**What the exercise asks**
Give the number of lines that include the string "marker", nothing more.

═════ Stored rows ═════

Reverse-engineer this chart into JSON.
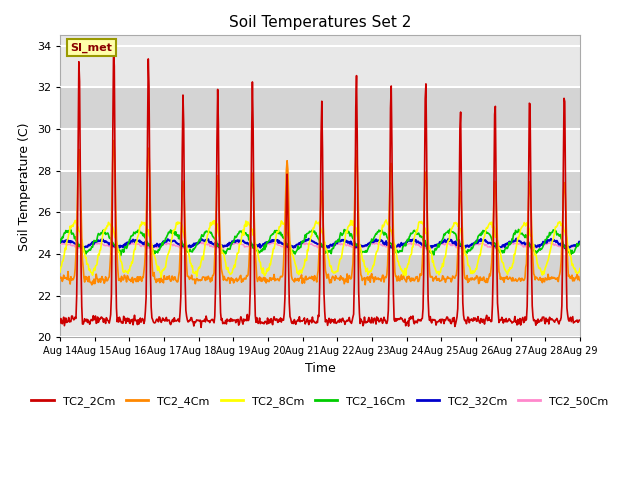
{
  "title": "Soil Temperatures Set 2",
  "xlabel": "Time",
  "ylabel": "Soil Temperature (C)",
  "ylim": [
    20,
    34.5
  ],
  "yticks": [
    20,
    22,
    24,
    26,
    28,
    30,
    32,
    34
  ],
  "annotation": "SI_met",
  "background_color": "#ffffff",
  "plot_bg_bands": [
    "#e8e8e8",
    "#d8d8d8"
  ],
  "grid_color": "#ffffff",
  "series_colors": {
    "TC2_2Cm": "#cc0000",
    "TC2_4Cm": "#ff8800",
    "TC2_8Cm": "#ffff00",
    "TC2_16Cm": "#00cc00",
    "TC2_32Cm": "#0000cc",
    "TC2_50Cm": "#ff88cc"
  },
  "xtick_labels": [
    "Aug 14",
    "Aug 15",
    "Aug 16",
    "Aug 17",
    "Aug 18",
    "Aug 19",
    "Aug 20",
    "Aug 21",
    "Aug 22",
    "Aug 23",
    "Aug 24",
    "Aug 25",
    "Aug 26",
    "Aug 27",
    "Aug 28",
    "Aug 29"
  ],
  "n_days": 15,
  "pts_per_day": 48,
  "peak_heights_2cm": [
    33.5,
    34.3,
    33.5,
    31.8,
    32.0,
    32.2,
    27.7,
    31.4,
    32.6,
    32.2,
    32.5,
    31.0,
    31.5,
    31.7,
    32.0
  ],
  "peak_heights_4cm": [
    29.0,
    29.5,
    29.2,
    27.5,
    27.8,
    28.0,
    28.5,
    27.0,
    29.0,
    28.5,
    28.0,
    27.0,
    27.5,
    27.5,
    27.5
  ],
  "min_2cm": 20.8,
  "min_4cm": 22.8,
  "base_8cm": 24.3,
  "amp_8cm": 1.2,
  "base_16cm": 24.6,
  "amp_16cm": 0.5,
  "base_32cm": 24.5,
  "amp_32cm": 0.15,
  "base_50cm": 24.4,
  "amp_50cm": 0.1
}
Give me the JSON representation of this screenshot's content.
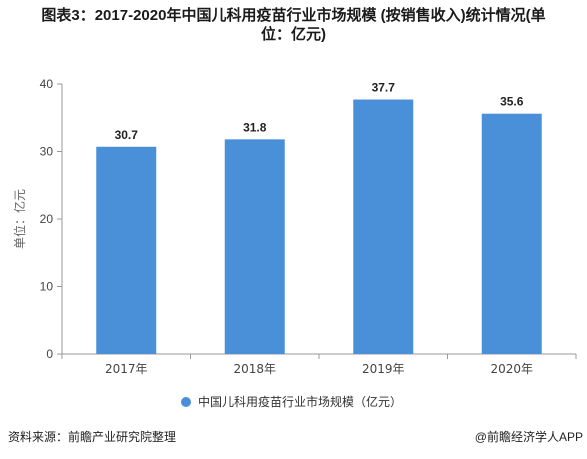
{
  "title_line1": "图表3：2017-2020年中国儿科用疫苗行业市场规模 (按销售收入)统计情况(单",
  "title_line2": "位：亿元)",
  "source": "资料来源：前瞻产业研究院整理",
  "credit": "@前瞻经济学人APP",
  "colors": {
    "bar": "#4a90d9",
    "axis": "#999999",
    "grid": "#d9d9d9",
    "text": "#444444"
  },
  "chart_data": {
    "type": "bar",
    "categories": [
      "2017年",
      "2018年",
      "2019年",
      "2020年"
    ],
    "series": [
      {
        "name": "中国儿科用疫苗行业市场规模（亿元）",
        "values": [
          30.7,
          31.8,
          37.7,
          35.6
        ]
      }
    ],
    "ylabel": "单位：亿元",
    "ylim": [
      0,
      40
    ],
    "yticks": [
      0,
      10,
      20,
      30,
      40
    ],
    "grid": false,
    "legend": "bottom"
  }
}
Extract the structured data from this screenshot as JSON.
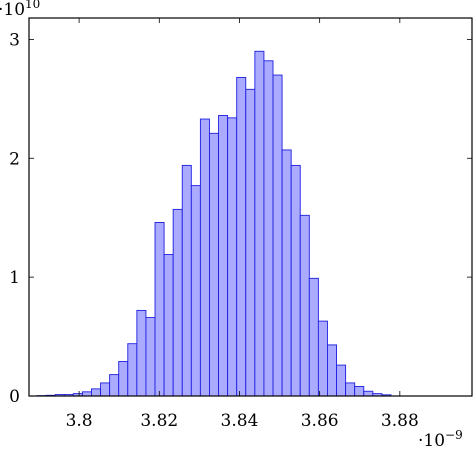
{
  "chart_data": {
    "type": "bar",
    "title": "",
    "xlabel": "",
    "ylabel": "",
    "x_multiplier": {
      "base": "·10",
      "exponent": "−9"
    },
    "y_multiplier": {
      "base": "·10",
      "exponent": "10"
    },
    "xlim": [
      3.7875e-09,
      3.898e-09
    ],
    "ylim": [
      0,
      31800000000.0
    ],
    "x_ticks": [
      {
        "value": 3.8e-09,
        "label": "3.8"
      },
      {
        "value": 3.82e-09,
        "label": "3.82"
      },
      {
        "value": 3.84e-09,
        "label": "3.84"
      },
      {
        "value": 3.86e-09,
        "label": "3.86"
      },
      {
        "value": 3.88e-09,
        "label": "3.88"
      }
    ],
    "y_ticks": [
      {
        "value": 0,
        "label": "0"
      },
      {
        "value": 10000000000.0,
        "label": "1"
      },
      {
        "value": 20000000000.0,
        "label": "2"
      },
      {
        "value": 30000000000.0,
        "label": "3"
      }
    ],
    "bins": {
      "start": 3.7895e-09,
      "width": 2.264e-12,
      "values": [
        30000000.0,
        60000000.0,
        120000000.0,
        120000000.0,
        200000000.0,
        350000000.0,
        600000000.0,
        1100000000.0,
        1800000000.0,
        2900000000.0,
        4400000000.0,
        7200000000.0,
        6600000000.0,
        14600000000.0,
        11900000000.0,
        15700000000.0,
        19400000000.0,
        17700000000.0,
        23300000000.0,
        22100000000.0,
        23600000000.0,
        23400000000.0,
        26800000000.0,
        25800000000.0,
        29000000000.0,
        28200000000.0,
        27000000000.0,
        20700000000.0,
        19400000000.0,
        15200000000.0,
        9900000000.0,
        6300000000.0,
        4300000000.0,
        2600000000.0,
        1100000000.0,
        800000000.0,
        400000000.0,
        200000000.0,
        100000000.0
      ]
    },
    "colors": {
      "bar_fill": "#aaaaff",
      "bar_stroke": "#1f1fe0",
      "axis": "#000000"
    },
    "grid": false
  }
}
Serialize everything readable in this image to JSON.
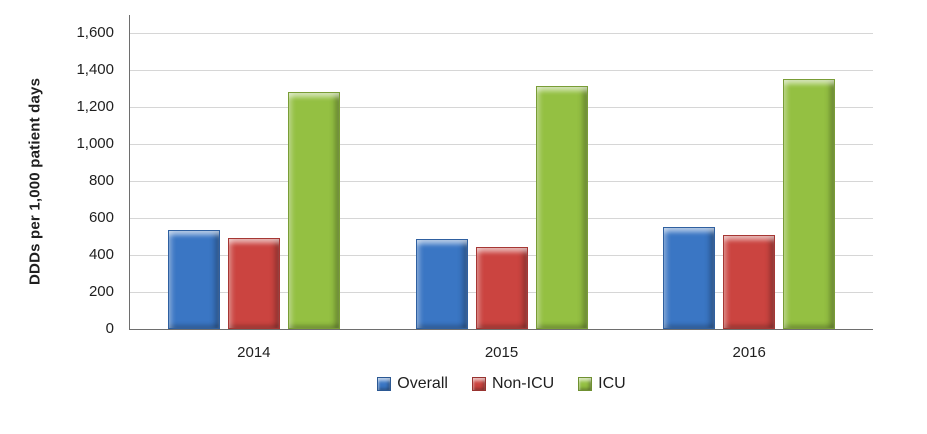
{
  "chart_data": {
    "type": "bar",
    "title": "",
    "categories": [
      "2014",
      "2015",
      "2016"
    ],
    "series": [
      {
        "name": "Overall",
        "color": "#3A76C4",
        "values": [
          535,
          485,
          550
        ]
      },
      {
        "name": "Non-ICU",
        "color": "#CB4440",
        "values": [
          490,
          445,
          510
        ]
      },
      {
        "name": "ICU",
        "color": "#94C042",
        "values": [
          1280,
          1315,
          1350
        ]
      }
    ],
    "xlabel": "",
    "ylabel": "DDDs per 1,000 patient days",
    "ylim": [
      0,
      1600
    ],
    "ytick_step": 200,
    "ytick_labels": [
      "0",
      "200",
      "400",
      "600",
      "800",
      "1,000",
      "1,200",
      "1,400",
      "1,600"
    ],
    "grid": true,
    "legend_position": "bottom"
  },
  "colors": {
    "axis": "#6E6E6E",
    "gridline": "#D6D6D6",
    "text": "#1F1F1F",
    "background": "#FFFFFF"
  }
}
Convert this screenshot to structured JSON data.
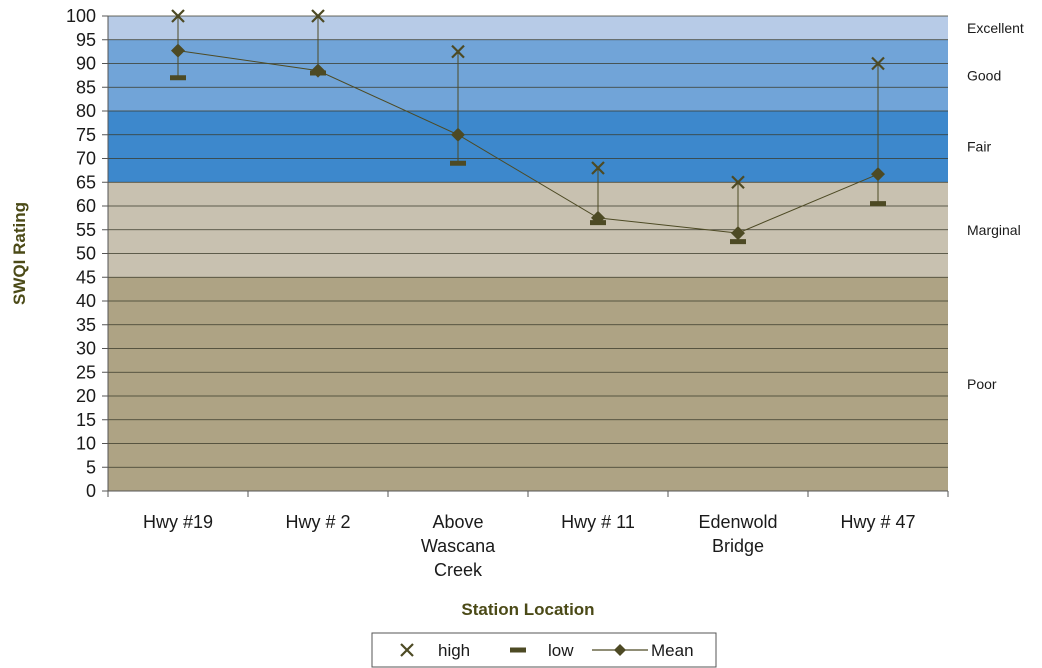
{
  "chart_data": {
    "type": "line",
    "title": "",
    "xlabel": "Station Location",
    "ylabel": "SWQI Rating",
    "ylim": [
      0,
      100
    ],
    "ytick_step": 5,
    "grid": true,
    "legend_placement": "bottom-center",
    "categories": [
      [
        "Hwy #19"
      ],
      [
        "Hwy # 2"
      ],
      [
        "Above",
        "Wascana",
        "Creek"
      ],
      [
        "Hwy # 11"
      ],
      [
        "Edenwold",
        "Bridge"
      ],
      [
        "Hwy # 47"
      ]
    ],
    "series": [
      {
        "name": "high",
        "values": [
          100,
          100,
          92.5,
          68,
          65,
          90
        ],
        "marker": "x"
      },
      {
        "name": "low",
        "values": [
          87,
          88,
          69,
          56.5,
          52.5,
          60.5
        ],
        "marker": "dash"
      },
      {
        "name": "Mean",
        "values": [
          92.7,
          88.5,
          75,
          57.5,
          54.3,
          66.7
        ],
        "marker": "diamond"
      }
    ],
    "bands": [
      {
        "label": "Excellent",
        "from": 95,
        "to": 100,
        "color": "#b7cbe7"
      },
      {
        "label": "Good",
        "from": 80,
        "to": 95,
        "color": "#71a4d8"
      },
      {
        "label": "Fair",
        "from": 65,
        "to": 80,
        "color": "#3d88cc"
      },
      {
        "label": "Marginal",
        "from": 45,
        "to": 65,
        "color": "#c8c1b0"
      },
      {
        "label": "Poor",
        "from": 0,
        "to": 45,
        "color": "#aea384"
      }
    ],
    "colors": {
      "marker": "#4d4a24",
      "line": "#4d4a24",
      "grid": "#3a3a2a",
      "axis_title": "#4b4a17"
    }
  }
}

═════

**Output below**
4